EXERCISE
Write out the entire listing below exactly, with the pictures left out.
◆ ◆ ◆ ◆ ◆
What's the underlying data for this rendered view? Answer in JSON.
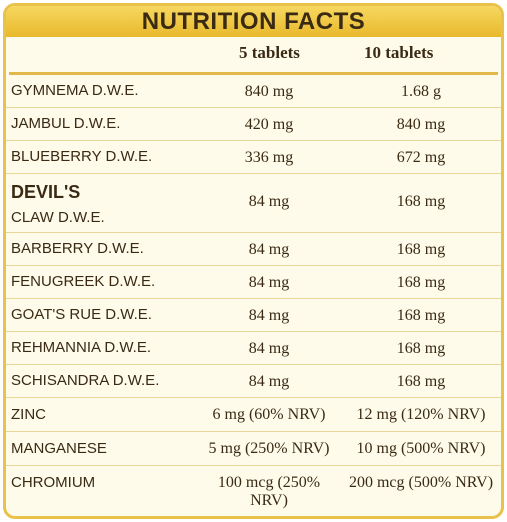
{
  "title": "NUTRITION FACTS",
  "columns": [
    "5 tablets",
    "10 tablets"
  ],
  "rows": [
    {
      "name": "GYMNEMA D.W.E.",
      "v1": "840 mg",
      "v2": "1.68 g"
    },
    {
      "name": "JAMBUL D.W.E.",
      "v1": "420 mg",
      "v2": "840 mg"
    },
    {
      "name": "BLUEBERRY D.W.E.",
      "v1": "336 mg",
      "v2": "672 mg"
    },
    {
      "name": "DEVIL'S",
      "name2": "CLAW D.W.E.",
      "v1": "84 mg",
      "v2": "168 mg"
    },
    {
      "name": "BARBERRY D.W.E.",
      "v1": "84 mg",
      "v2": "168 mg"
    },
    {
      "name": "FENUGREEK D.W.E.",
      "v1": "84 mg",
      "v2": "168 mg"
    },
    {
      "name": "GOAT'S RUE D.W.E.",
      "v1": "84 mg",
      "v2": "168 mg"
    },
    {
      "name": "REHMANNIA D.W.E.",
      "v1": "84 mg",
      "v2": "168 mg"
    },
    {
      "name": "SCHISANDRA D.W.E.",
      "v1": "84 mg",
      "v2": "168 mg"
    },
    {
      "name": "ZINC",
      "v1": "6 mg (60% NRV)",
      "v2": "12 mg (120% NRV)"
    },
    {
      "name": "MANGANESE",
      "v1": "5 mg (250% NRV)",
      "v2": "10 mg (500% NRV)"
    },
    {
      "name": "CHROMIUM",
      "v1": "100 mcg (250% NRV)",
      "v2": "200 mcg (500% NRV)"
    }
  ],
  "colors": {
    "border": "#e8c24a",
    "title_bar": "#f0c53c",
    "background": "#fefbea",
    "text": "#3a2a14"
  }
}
◆ ◆ ◆ ◆ ◆
THE ANSWER
What's the underlying data for this rendered view? Answer in JSON.
{
  "title": "NUTRITION FACTS",
  "columns": [
    "5 tablets",
    "10 tablets"
  ],
  "rows": [
    {
      "name": "GYMNEMA D.W.E.",
      "v1": "840 mg",
      "v2": "1.68 g"
    },
    {
      "name": "JAMBUL D.W.E.",
      "v1": "420 mg",
      "v2": "840 mg"
    },
    {
      "name": "BLUEBERRY D.W.E.",
      "v1": "336 mg",
      "v2": "672 mg"
    },
    {
      "name": "DEVIL'S",
      "name2": "CLAW D.W.E.",
      "v1": "84 mg",
      "v2": "168 mg"
    },
    {
      "name": "BARBERRY D.W.E.",
      "v1": "84 mg",
      "v2": "168 mg"
    },
    {
      "name": "FENUGREEK D.W.E.",
      "v1": "84 mg",
      "v2": "168 mg"
    },
    {
      "name": "GOAT'S RUE D.W.E.",
      "v1": "84 mg",
      "v2": "168 mg"
    },
    {
      "name": "REHMANNIA D.W.E.",
      "v1": "84 mg",
      "v2": "168 mg"
    },
    {
      "name": "SCHISANDRA D.W.E.",
      "v1": "84 mg",
      "v2": "168 mg"
    },
    {
      "name": "ZINC",
      "v1": "6 mg (60% NRV)",
      "v2": "12 mg (120% NRV)"
    },
    {
      "name": "MANGANESE",
      "v1": "5 mg (250% NRV)",
      "v2": "10 mg (500% NRV)"
    },
    {
      "name": "CHROMIUM",
      "v1": "100 mcg (250% NRV)",
      "v2": "200 mcg (500% NRV)"
    }
  ],
  "colors": {
    "border": "#e8c24a",
    "title_bar": "#f0c53c",
    "background": "#fefbea",
    "text": "#3a2a14"
  }
}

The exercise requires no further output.